## INSTRUCTIONS FOR THE TASK
Bring together all lines of the material below that contain the string "this".

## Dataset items

[START]

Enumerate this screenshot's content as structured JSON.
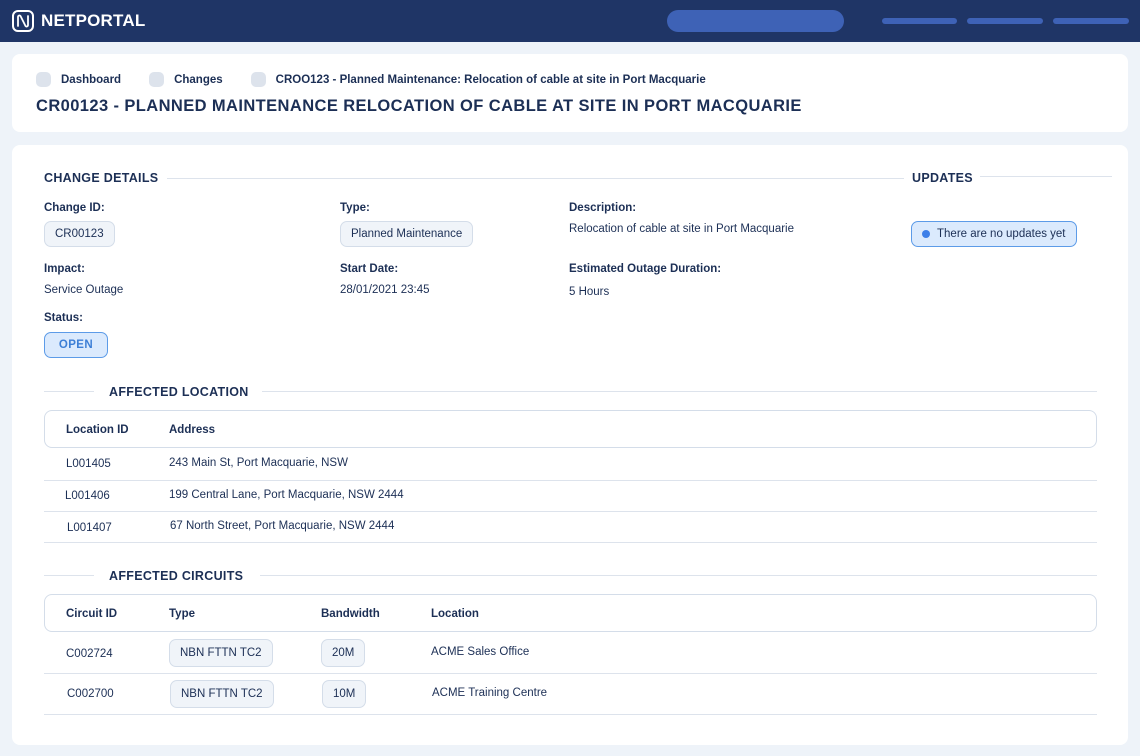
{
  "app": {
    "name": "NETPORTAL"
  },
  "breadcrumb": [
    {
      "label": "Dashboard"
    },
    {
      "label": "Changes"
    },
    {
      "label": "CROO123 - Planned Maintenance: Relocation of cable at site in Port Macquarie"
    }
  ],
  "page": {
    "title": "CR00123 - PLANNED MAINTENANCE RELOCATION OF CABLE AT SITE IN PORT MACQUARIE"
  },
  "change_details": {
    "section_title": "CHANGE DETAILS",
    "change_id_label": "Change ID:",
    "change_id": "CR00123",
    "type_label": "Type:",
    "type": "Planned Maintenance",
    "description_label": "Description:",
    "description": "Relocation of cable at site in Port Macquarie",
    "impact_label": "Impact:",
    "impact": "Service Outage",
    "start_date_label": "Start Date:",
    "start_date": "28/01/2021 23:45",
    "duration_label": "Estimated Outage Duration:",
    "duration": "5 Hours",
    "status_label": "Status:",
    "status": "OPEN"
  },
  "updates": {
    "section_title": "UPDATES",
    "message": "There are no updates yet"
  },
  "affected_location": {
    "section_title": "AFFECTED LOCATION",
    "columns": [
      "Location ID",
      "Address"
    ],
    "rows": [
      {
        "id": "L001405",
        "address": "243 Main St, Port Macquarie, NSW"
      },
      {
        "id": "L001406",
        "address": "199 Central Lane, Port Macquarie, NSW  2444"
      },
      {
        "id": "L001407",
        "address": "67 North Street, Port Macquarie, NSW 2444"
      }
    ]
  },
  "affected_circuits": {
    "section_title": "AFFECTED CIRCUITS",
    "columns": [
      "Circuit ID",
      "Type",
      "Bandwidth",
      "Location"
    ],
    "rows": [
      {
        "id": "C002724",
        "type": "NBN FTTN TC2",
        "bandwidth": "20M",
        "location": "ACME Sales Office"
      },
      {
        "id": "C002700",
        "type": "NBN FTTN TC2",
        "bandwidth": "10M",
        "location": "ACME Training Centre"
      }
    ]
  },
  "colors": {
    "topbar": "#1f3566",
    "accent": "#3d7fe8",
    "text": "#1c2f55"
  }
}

[END]
[START]

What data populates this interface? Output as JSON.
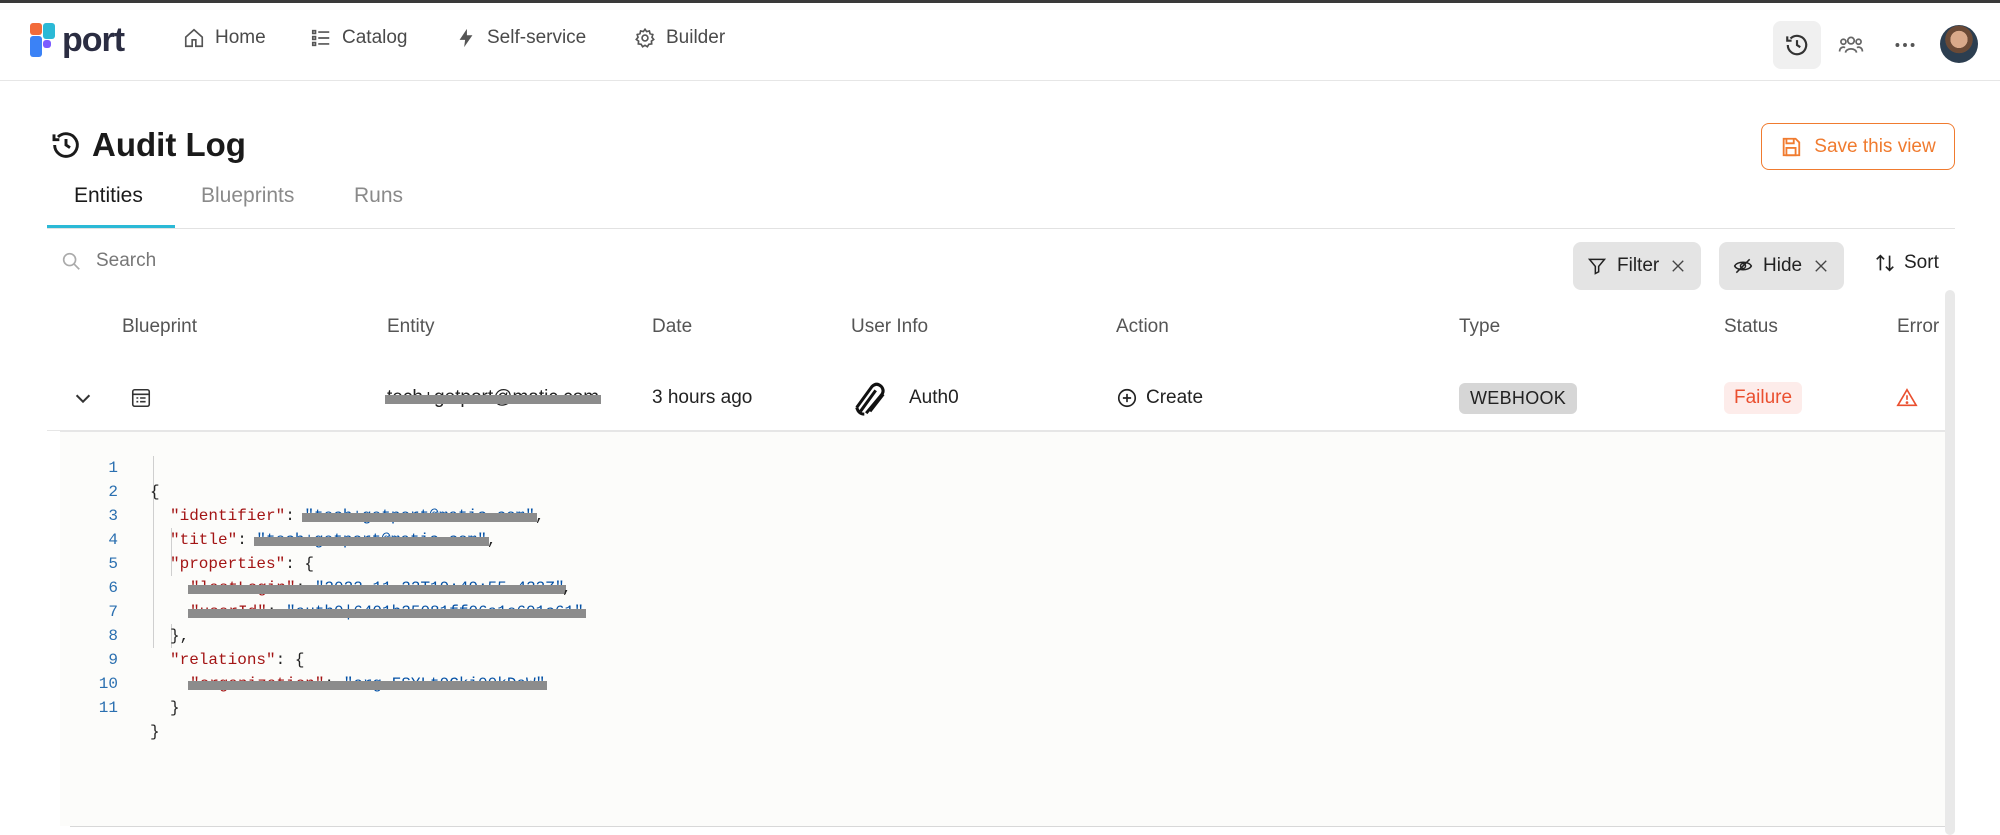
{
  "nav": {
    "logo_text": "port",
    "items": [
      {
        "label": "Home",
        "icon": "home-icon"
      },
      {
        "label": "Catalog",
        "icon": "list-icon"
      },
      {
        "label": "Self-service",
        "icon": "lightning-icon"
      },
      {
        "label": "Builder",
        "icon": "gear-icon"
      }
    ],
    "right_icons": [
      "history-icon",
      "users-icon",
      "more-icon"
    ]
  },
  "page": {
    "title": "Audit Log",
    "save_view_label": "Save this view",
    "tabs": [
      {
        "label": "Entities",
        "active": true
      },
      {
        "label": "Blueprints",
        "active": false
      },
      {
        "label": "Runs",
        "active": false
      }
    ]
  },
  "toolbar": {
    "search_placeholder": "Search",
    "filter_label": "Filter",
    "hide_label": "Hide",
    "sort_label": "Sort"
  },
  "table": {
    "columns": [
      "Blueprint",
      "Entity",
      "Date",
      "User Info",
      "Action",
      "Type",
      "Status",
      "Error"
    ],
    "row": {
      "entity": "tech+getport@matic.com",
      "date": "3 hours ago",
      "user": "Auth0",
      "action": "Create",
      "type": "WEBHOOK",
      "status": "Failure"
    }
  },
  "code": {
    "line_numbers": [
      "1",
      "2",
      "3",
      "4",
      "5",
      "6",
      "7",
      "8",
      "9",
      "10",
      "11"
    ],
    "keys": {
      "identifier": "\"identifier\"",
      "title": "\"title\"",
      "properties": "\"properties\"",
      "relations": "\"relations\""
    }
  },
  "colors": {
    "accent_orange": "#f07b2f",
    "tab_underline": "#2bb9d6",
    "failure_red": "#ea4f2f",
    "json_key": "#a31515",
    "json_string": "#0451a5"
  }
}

[END]
[START]

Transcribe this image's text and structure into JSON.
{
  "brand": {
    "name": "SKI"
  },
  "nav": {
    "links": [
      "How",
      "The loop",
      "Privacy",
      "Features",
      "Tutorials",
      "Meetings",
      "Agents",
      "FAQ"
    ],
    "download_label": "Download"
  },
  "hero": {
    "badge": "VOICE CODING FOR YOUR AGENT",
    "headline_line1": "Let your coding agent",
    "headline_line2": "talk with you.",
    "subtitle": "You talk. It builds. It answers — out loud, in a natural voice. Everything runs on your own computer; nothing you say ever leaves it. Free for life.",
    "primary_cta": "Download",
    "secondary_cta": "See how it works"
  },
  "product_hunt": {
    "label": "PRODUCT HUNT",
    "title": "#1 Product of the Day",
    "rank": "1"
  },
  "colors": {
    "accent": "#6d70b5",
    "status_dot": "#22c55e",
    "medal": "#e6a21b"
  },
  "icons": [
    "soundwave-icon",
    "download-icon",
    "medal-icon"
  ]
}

[END]

## WRITTEN RESPONSE
Enumerate this screenshot's content as structured JSON.
What data populates this interface? Output as JSON.
    "save_view_label": "Save this view",
Transcribe this image's text and structure into JSON.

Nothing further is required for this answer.